§ Stored data
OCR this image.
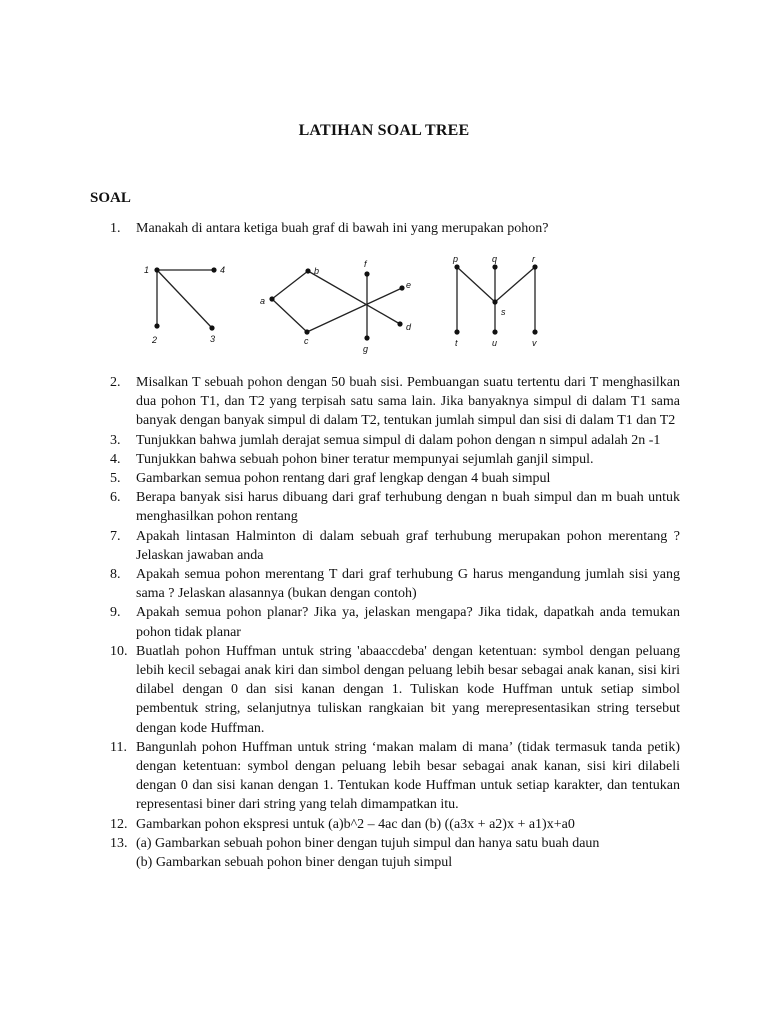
LATIHAN SOAL TREE
SOAL
1. Manakah di antara ketiga buah graf di bawah ini yang merupakan pohon?
1	4
2	3
a
b
c
d
e
f
g
p	q	r
s
t	u	v
2. Misalkan T sebuah pohon dengan 50 buah sisi. Pembuangan suatu tertentu dari T menghasilkan dua pohon T1, dan T2 yang terpisah satu sama lain. Jika banyaknya simpul di dalam T1 sama banyak dengan banyak simpul di dalam T2, tentukan jumlah simpul dan sisi di dalam T1 dan T2
3. Tunjukkan bahwa jumlah derajat semua simpul di dalam pohon dengan n simpul adalah 2n -1
4. Tunjukkan bahwa sebuah pohon biner teratur mempunyai sejumlah ganjil simpul.
5. Gambarkan semua pohon rentang dari graf lengkap dengan 4 buah simpul
6. Berapa banyak sisi harus dibuang dari graf terhubung dengan n buah simpul dan m buah untuk menghasilkan pohon rentang
7. Apakah lintasan Halminton di dalam sebuah graf terhubung merupakan pohon merentang ? Jelaskan jawaban anda
8. Apakah semua pohon merentang T dari graf terhubung G harus mengandung jumlah sisi yang sama ? Jelaskan alasannya (bukan dengan contoh)
9. Apakah semua pohon planar? Jika ya, jelaskan mengapa? Jika tidak, dapatkah anda temukan pohon tidak planar
10. Buatlah pohon Huffman untuk string 'abaaccdeba' dengan ketentuan: symbol dengan peluang lebih kecil sebagai anak kiri dan simbol dengan peluang lebih besar sebagai anak kanan, sisi kiri dilabel dengan 0 dan sisi kanan dengan 1. Tuliskan kode Huffman untuk setiap simbol pembentuk string, selanjutnya tuliskan rangkaian bit yang merepresentasikan string tersebut dengan kode Huffman.
11. Bangunlah pohon Huffman untuk string ‘makan malam di mana’ (tidak termasuk tanda petik) dengan ketentuan: symbol dengan peluang lebih besar sebagai anak kanan, sisi kiri dilabeli dengan 0 dan sisi kanan dengan 1. Tentukan kode Huffman untuk setiap karakter, dan tentukan representasi biner dari string yang telah dimampatkan itu.
12. Gambarkan pohon ekspresi untuk (a)b^2 – 4ac dan (b) ((a3x + a2)x + a1)x+a0
13. (a) Gambarkan sebuah pohon biner dengan tujuh simpul dan hanya satu buah daun
(b) Gambarkan sebuah pohon biner dengan tujuh simpul
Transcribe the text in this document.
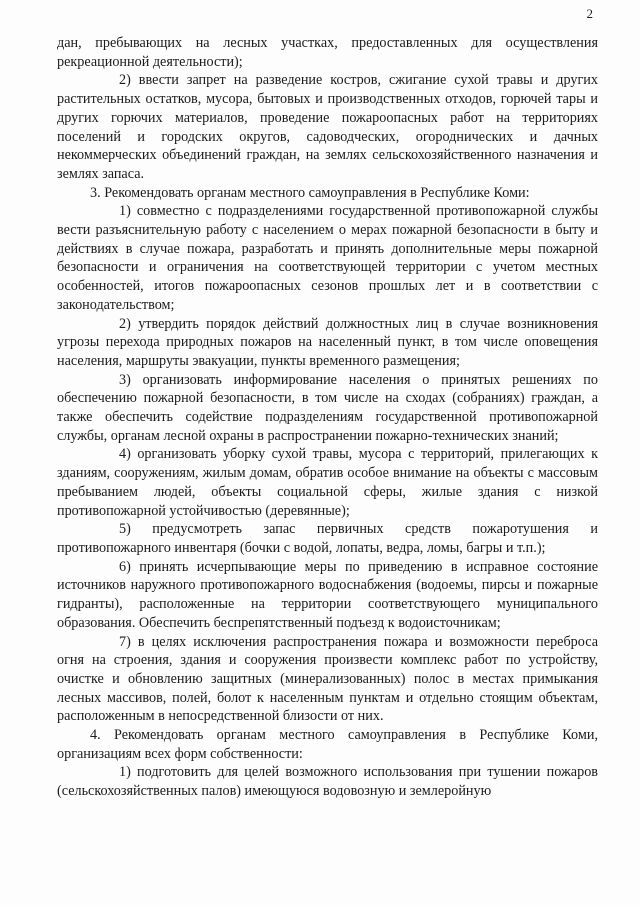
2

дан, пребывающих на лесных участках, предоставленных для осуществления рекреационной деятельности);

2) ввести запрет на разведение костров, сжигание сухой травы и других растительных остатков, мусора, бытовых и производственных отходов, горючей тары и других горючих материалов, проведение пожароопасных работ на территориях поселений и городских округов, садоводческих, огороднических и дачных некоммерческих объединений граждан, на землях сельскохозяйственного назначения и землях запаса.

3. Рекомендовать органам местного самоуправления в Республике Коми:

1) совместно с подразделениями государственной противопожарной службы вести разъяснительную работу с населением о мерах пожарной безопасности в быту и действиях в случае пожара, разработать и принять дополнительные меры пожарной безопасности и ограничения на соответствующей территории с учетом местных особенностей, итогов пожароопасных сезонов прошлых лет и в соответствии с законодательством;

2) утвердить порядок действий должностных лиц в случае возникновения угрозы перехода природных пожаров на населенный пункт, в том числе оповещения населения, маршруты эвакуации, пункты временного размещения;

3) организовать информирование населения о принятых решениях по обеспечению пожарной безопасности, в том числе на сходах (собраниях) граждан, а также обеспечить содействие подразделениям государственной противопожарной службы, органам лесной охраны в распространении пожарно-технических знаний;

4) организовать уборку сухой травы, мусора с территорий, прилегающих к зданиям, сооружениям, жилым домам, обратив особое внимание на объекты с массовым пребыванием людей, объекты социальной сферы, жилые здания с низкой противопожарной устойчивостью (деревянные);

5) предусмотреть запас первичных средств пожаротушения и противопожарного инвентаря (бочки с водой, лопаты, ведра, ломы, багры и т.п.);

6) принять исчерпывающие меры по приведению в исправное состояние источников наружного противопожарного водоснабжения (водоемы, пирсы и пожарные гидранты), расположенные на территории соответствующего муниципального образования. Обеспечить беспрепятственный подъезд к водоисточникам;

7) в целях исключения распространения пожара и возможности переброса огня на строения, здания и сооружения произвести комплекс работ по устройству, очистке и обновлению защитных (минерализованных) полос в местах примыкания лесных массивов, полей, болот к населенным пунктам и отдельно стоящим объектам, расположенным в непосредственной близости от них.

4. Рекомендовать органам местного самоуправления в Республике Коми, организациям всех форм собственности:

1) подготовить для целей возможного использования при тушении пожаров (сельскохозяйственных палов) имеющуюся водовозную и землеройную
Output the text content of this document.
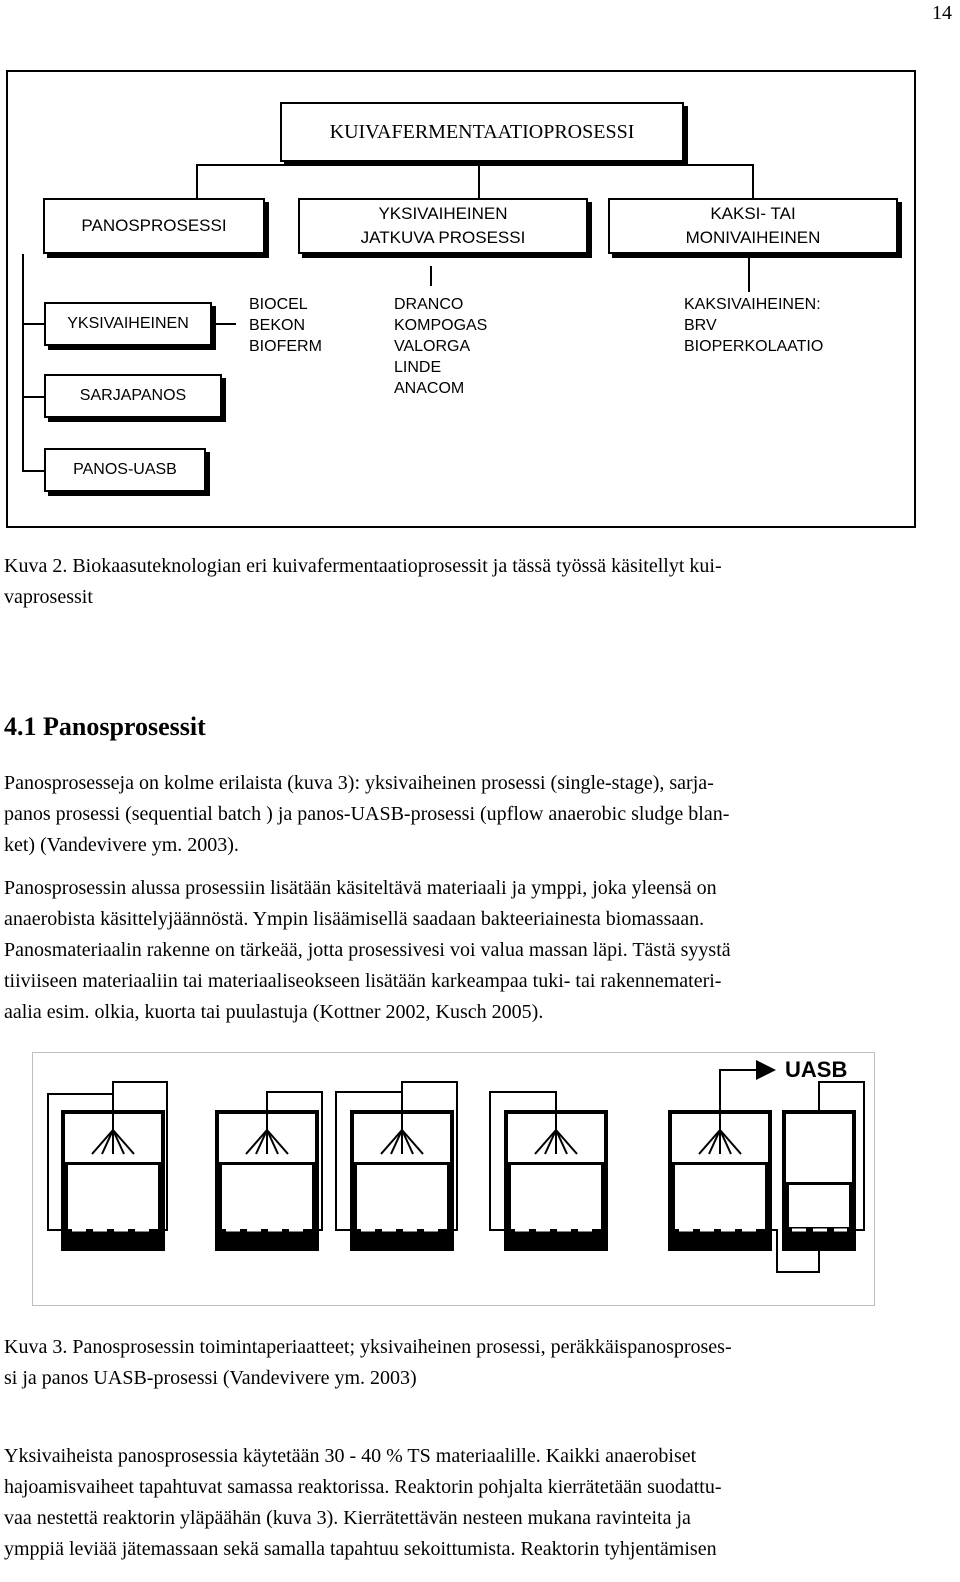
14
KUIVAFERMENTAATIOPROSESSI
PANOSPROSESSI
YKSIVAIHEINEN
JATKUVA PROSESSI
KAKSI- TAI
MONIVAIHEINEN
YKSIVAIHEINEN
SARJAPANOS
PANOS-UASB
BIOCEL
BEKON
BIOFERM
DRANCO
KOMPOGAS
VALORGA
LINDE
ANACOM
KAKSIVAIHEINEN:
BRV
BIOPERKOLAATIO
Kuva 2. Biokaasuteknologian eri kuivafermentaatioprosessit ja tässä työssä käsitellyt kui-
vaprosessit
4.1 Panosprosessit
Panosprosesseja on kolme erilaista (kuva 3): yksivaiheinen prosessi (single-stage), sarja-
panos prosessi (sequential batch ) ja panos-UASB-prosessi (upflow anaerobic sludge blan-
ket) (Vandevivere ym. 2003).
Panosprosessin alussa prosessiin lisätään käsiteltävä materiaali ja ymppi, joka yleensä on
anaerobista käsittelyjäännöstä. Ympin lisäämisellä saadaan bakteeriainesta biomassaan.
Panosmateriaalin rakenne on tärkeää, jotta prosessivesi voi valua massan läpi. Tästä syystä
tiiviiseen materiaaliin tai materiaaliseokseen lisätään karkeampaa tuki- tai rakennemateri-
aalia esim. olkia, kuorta tai puulastuja (Kottner 2002, Kusch 2005).
UASB
Kuva 3. Panosprosessin toimintaperiaatteet; yksivaiheinen prosessi, peräkkäispanosproses-
si ja panos UASB-prosessi (Vandevivere ym. 2003)
Yksivaiheista panosprosessia käytetään 30 - 40 % TS materiaalille. Kaikki anaerobiset
hajoamisvaiheet tapahtuvat samassa reaktorissa. Reaktorin pohjalta kierrätetään suodattu-
vaa nestettä reaktorin yläpäähän (kuva 3). Kierrätettävän nesteen mukana ravinteita ja
ymppiä leviää jätemassaan sekä samalla tapahtuu sekoittumista. Reaktorin tyhjentämisen
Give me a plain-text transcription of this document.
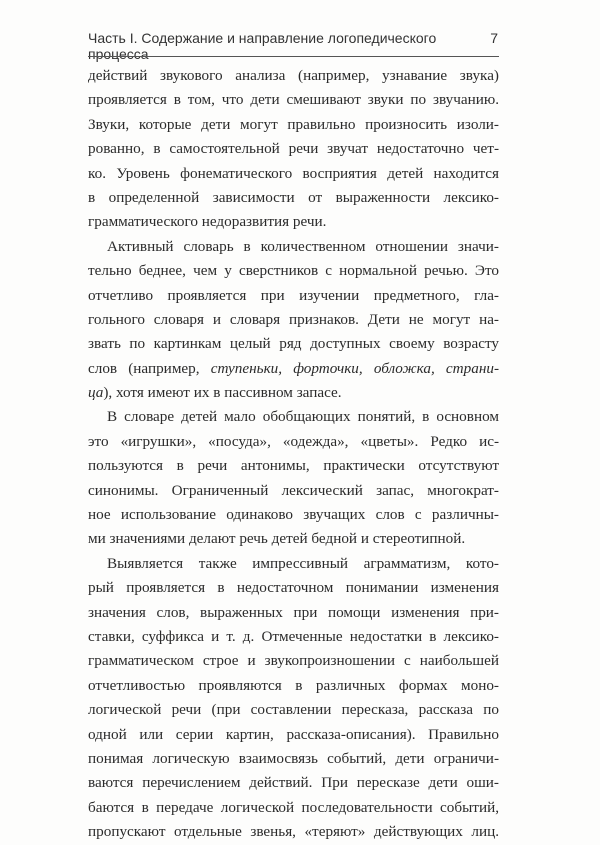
Часть I. Содержание и направление логопедического процесса
7
действий звукового анализа (например, узнавание звука)
проявляется в том, что дети смешивают звуки по звучанию.
Звуки, которые дети могут правильно произносить изоли-
рованно, в самостоятельной речи звучат недостаточно чет-
ко. Уровень фонематического восприятия детей находится
в определенной зависимости от выраженности лексико-
грамматического недоразвития речи.
Активный словарь в количественном отношении значи-
тельно беднее, чем у сверстников с нормальной речью. Это
отчетливо проявляется при изучении предметного, гла-
гольного словаря и словаря признаков. Дети не могут на-
звать по картинкам целый ряд доступных своему возрасту
слов (например, ступеньки, форточки, обложка, страни-
ца), хотя имеют их в пассивном запасе.
В словаре детей мало обобщающих понятий, в основном
это «игрушки», «посуда», «одежда», «цветы». Редко ис-
пользуются в речи антонимы, практически отсутствуют
синонимы. Ограниченный лексический запас, многократ-
ное использование одинаково звучащих слов с различны-
ми значениями делают речь детей бедной и стереотипной.
Выявляется также импрессивный аграмматизм, кото-
рый проявляется в недостаточном понимании изменения
значения слов, выраженных при помощи изменения при-
ставки, суффикса и т. д. Отмеченные недостатки в лексико-
грамматическом строе и звукопроизношении с наибольшей
отчетливостью проявляются в различных формах моно-
логической речи (при составлении пересказа, рассказа по
одной или серии картин, рассказа-описания). Правильно
понимая логическую взаимосвязь событий, дети ограничи-
ваются перечислением действий. При пересказе дети оши-
баются в передаче логической последовательности событий,
пропускают отдельные звенья, «теряют» действующих лиц.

§ What the exercise asks
From the records above, copy every line that holds the word "harus".

§ Result of this task
6. Berapa banyak sisi harus dibuang dari graf terhubung dengan n buah simpul dan m buah untuk menghasilkan pohon rentang
8. Apakah semua pohon merentang T dari graf terhubung G harus mengandung jumlah sisi yang sama ? Jelaskan alasannya (bukan dengan contoh)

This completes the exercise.